** Start of RAW DATA **

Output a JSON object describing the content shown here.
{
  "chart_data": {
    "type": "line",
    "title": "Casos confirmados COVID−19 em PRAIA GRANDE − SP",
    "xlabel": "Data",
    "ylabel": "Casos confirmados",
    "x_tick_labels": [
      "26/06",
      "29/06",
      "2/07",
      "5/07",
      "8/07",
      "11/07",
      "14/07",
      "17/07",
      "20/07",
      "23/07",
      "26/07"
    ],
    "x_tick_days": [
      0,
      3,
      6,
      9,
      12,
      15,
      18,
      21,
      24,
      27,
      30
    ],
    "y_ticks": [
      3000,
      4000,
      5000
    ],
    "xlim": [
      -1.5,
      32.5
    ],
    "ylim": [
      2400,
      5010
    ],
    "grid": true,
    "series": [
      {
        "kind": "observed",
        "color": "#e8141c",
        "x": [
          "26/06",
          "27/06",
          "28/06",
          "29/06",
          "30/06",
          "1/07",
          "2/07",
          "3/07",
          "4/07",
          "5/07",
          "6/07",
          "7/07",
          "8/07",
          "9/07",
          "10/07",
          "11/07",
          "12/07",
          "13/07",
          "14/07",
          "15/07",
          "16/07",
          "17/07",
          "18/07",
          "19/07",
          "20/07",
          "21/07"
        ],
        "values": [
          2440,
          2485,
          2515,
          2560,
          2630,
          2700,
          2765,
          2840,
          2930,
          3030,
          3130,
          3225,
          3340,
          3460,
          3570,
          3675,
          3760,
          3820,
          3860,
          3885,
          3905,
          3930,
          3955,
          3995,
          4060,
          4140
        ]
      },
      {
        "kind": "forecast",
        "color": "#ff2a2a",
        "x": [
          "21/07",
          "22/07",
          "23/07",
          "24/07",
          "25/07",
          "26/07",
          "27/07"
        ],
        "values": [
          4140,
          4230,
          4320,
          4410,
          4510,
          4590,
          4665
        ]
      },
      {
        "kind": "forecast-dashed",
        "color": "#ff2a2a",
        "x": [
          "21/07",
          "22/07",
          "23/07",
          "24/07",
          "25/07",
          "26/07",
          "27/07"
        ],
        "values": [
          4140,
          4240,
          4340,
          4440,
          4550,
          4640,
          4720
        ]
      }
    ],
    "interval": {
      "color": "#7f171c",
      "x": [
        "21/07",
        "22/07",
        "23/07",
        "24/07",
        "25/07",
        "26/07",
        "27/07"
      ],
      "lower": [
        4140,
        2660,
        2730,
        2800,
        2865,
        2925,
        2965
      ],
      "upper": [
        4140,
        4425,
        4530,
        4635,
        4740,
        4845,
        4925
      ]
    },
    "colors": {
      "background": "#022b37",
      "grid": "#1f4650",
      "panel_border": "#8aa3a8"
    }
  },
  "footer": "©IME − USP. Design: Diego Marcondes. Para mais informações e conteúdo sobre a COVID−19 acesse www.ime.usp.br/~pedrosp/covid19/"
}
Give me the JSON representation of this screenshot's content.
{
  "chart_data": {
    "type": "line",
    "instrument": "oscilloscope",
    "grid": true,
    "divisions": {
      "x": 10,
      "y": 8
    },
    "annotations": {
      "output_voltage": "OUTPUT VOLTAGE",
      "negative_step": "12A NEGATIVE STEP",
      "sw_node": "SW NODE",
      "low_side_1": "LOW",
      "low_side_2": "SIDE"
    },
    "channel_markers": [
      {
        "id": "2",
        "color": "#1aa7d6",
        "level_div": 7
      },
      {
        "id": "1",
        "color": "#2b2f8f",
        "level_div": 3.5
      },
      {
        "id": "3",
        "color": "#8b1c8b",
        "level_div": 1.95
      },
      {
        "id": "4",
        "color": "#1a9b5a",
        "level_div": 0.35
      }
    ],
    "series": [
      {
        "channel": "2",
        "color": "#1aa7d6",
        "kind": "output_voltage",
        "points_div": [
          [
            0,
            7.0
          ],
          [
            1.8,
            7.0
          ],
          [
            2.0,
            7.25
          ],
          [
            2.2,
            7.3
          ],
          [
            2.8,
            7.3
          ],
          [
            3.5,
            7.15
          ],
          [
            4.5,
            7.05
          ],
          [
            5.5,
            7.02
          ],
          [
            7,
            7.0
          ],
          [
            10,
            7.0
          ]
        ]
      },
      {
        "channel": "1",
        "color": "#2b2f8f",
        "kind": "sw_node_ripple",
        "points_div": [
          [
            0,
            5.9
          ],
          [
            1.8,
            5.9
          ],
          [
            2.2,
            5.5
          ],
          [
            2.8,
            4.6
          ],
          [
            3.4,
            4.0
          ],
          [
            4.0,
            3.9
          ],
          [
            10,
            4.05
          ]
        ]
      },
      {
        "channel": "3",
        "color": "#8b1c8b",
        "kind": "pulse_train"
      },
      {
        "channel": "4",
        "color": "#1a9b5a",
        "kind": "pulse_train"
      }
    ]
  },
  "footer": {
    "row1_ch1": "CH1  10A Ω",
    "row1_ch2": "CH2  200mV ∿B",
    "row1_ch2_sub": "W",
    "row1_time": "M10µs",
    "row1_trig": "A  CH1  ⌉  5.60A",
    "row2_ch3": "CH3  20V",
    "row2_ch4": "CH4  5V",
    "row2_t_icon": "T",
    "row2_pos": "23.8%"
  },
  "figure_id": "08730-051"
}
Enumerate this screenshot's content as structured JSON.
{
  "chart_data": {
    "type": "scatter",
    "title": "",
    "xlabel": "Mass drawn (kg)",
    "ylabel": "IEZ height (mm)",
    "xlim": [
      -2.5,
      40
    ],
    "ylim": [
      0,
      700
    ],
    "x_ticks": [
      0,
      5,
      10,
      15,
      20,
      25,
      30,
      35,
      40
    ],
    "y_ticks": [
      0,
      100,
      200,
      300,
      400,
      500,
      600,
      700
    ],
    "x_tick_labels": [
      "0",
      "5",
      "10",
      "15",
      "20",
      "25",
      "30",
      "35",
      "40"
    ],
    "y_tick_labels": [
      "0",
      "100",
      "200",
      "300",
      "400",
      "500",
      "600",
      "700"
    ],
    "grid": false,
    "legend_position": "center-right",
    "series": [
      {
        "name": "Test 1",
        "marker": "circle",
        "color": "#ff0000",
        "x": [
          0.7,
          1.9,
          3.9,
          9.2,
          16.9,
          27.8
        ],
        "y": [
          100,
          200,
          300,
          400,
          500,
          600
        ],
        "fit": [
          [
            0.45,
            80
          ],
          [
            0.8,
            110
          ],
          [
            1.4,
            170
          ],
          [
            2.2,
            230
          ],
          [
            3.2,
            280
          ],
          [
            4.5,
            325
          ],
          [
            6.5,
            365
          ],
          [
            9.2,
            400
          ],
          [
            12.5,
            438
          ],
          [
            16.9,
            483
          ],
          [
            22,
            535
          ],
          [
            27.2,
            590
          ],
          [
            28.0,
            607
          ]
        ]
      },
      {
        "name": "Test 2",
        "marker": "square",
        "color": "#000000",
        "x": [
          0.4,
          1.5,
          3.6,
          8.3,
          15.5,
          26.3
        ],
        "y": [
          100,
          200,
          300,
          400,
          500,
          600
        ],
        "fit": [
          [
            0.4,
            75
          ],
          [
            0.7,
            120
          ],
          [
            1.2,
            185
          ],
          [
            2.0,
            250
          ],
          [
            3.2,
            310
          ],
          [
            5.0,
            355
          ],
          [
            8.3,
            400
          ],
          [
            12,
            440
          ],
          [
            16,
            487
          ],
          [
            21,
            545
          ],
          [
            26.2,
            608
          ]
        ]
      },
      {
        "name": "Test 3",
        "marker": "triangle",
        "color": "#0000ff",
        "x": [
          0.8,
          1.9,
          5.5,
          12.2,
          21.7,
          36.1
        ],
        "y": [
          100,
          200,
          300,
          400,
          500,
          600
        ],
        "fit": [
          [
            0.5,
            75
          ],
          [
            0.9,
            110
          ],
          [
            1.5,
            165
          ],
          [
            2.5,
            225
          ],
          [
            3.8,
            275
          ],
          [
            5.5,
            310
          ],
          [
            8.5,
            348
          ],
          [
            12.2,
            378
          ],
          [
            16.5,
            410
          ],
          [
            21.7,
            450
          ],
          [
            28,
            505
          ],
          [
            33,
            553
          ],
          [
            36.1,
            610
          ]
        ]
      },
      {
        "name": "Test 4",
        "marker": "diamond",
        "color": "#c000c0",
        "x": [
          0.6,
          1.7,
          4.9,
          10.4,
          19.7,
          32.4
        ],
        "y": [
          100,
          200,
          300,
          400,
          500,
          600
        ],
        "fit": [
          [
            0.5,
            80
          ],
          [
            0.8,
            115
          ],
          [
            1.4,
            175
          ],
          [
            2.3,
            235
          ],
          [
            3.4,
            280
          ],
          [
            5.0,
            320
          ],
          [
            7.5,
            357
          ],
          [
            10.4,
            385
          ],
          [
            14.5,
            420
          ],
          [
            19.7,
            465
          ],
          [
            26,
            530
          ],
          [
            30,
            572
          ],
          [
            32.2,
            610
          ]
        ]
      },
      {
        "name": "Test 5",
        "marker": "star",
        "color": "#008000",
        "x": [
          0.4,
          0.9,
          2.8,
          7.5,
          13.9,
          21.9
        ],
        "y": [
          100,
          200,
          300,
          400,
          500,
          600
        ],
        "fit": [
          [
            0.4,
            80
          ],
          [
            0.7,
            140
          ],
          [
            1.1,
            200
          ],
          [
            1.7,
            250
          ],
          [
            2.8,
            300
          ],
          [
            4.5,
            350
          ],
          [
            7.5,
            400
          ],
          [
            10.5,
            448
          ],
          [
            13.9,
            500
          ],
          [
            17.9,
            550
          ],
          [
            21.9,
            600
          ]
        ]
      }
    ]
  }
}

** End of RAW DATA **

What is the number of lines in the listing that contain the string "ylabel"? Reply with that number alone.

* FULL OUTPUT:
2